• TASK STATEMENT: Search the listing for the string "axis" and copy every line that contains it.

• ROWS:
....
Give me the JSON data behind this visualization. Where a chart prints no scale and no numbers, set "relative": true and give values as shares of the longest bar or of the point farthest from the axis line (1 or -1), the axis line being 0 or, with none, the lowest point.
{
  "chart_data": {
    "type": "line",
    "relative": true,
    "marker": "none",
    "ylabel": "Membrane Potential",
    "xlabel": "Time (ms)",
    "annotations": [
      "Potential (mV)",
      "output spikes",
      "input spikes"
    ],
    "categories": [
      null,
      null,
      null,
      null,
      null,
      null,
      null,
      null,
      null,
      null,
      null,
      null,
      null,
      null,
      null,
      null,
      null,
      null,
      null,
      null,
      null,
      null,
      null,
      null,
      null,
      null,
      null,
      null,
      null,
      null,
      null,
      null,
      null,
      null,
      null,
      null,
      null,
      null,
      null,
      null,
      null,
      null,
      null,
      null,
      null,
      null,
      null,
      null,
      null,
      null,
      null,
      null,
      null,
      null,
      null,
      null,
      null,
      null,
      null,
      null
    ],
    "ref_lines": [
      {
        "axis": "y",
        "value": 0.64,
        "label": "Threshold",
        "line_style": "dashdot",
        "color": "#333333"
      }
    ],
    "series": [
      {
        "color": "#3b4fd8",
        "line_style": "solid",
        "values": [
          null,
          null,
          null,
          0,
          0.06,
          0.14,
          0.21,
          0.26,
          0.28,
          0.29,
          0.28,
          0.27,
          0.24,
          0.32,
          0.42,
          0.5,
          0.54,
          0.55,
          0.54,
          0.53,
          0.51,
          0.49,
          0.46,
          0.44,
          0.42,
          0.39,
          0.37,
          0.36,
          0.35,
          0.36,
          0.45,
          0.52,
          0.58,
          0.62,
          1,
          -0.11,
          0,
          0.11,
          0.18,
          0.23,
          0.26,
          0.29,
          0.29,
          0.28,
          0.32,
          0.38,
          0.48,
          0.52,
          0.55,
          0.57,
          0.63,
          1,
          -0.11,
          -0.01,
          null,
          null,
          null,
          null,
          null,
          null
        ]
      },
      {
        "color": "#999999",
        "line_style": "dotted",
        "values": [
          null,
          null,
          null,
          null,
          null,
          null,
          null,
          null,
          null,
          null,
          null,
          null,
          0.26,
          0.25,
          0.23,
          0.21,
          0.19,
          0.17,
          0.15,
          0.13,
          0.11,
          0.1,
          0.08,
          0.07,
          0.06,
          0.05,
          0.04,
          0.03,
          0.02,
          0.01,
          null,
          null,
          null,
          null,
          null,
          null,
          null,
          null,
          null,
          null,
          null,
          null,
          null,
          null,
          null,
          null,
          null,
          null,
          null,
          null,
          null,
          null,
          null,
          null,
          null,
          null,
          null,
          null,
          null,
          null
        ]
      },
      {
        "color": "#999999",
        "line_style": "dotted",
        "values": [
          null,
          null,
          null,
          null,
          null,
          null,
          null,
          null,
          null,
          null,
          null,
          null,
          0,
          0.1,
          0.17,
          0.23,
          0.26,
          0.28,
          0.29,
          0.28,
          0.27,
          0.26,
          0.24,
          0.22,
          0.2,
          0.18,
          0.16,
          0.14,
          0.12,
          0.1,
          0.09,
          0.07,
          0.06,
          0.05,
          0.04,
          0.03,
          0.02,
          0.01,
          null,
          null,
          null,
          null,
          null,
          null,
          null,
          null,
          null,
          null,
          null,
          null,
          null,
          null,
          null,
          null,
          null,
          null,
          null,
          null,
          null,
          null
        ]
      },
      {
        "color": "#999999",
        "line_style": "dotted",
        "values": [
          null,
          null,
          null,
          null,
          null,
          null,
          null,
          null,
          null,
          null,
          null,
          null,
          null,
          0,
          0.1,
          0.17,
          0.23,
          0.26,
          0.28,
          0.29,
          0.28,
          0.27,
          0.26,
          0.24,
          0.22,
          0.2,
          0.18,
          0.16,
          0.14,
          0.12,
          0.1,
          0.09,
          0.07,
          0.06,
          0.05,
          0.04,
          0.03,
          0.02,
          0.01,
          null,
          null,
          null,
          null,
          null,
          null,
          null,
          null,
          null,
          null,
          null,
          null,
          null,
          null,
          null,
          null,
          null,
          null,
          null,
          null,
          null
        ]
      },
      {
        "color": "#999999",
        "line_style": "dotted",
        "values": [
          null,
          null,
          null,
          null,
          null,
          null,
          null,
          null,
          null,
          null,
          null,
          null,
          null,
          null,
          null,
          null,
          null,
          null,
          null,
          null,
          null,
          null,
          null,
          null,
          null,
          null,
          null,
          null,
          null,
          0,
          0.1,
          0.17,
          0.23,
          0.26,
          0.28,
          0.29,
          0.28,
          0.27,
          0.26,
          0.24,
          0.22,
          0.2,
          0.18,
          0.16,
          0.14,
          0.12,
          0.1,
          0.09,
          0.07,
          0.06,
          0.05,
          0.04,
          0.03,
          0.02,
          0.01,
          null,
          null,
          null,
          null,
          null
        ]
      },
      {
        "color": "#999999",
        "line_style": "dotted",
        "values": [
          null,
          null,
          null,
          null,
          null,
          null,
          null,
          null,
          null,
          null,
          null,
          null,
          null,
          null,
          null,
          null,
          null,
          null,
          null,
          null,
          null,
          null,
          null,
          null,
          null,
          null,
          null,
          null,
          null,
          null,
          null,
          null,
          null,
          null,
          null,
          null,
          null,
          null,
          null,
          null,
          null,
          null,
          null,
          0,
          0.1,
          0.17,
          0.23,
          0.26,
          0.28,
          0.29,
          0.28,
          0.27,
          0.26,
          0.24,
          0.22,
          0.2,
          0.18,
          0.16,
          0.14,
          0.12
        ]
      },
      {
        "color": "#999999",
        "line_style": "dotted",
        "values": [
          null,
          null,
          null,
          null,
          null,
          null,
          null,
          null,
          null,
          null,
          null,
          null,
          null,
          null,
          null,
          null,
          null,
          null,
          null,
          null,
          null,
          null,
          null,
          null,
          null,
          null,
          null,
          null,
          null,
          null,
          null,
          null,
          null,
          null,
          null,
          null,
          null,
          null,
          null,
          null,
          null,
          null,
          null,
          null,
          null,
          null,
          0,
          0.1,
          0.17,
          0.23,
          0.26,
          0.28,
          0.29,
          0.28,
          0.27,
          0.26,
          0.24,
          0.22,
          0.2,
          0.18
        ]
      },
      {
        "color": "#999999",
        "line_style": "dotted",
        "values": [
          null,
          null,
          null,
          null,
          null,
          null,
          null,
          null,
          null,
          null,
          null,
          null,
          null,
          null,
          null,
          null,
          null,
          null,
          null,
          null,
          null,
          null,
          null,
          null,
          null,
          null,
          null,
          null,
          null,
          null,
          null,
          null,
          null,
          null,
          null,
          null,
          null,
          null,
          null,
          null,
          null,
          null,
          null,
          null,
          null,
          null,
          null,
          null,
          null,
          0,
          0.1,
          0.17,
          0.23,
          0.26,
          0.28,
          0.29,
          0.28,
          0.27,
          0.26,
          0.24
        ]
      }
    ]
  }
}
....
• FINISHED TASK:
Give me the JSON data behind this visualization. Where a chart prints no scale and no numbers, set "relative": true and give values as shares of the longest bar or of the point farthest from the axis line (1 or -1), the axis line being 0 or, with none, the lowest point.
        "axis": "y",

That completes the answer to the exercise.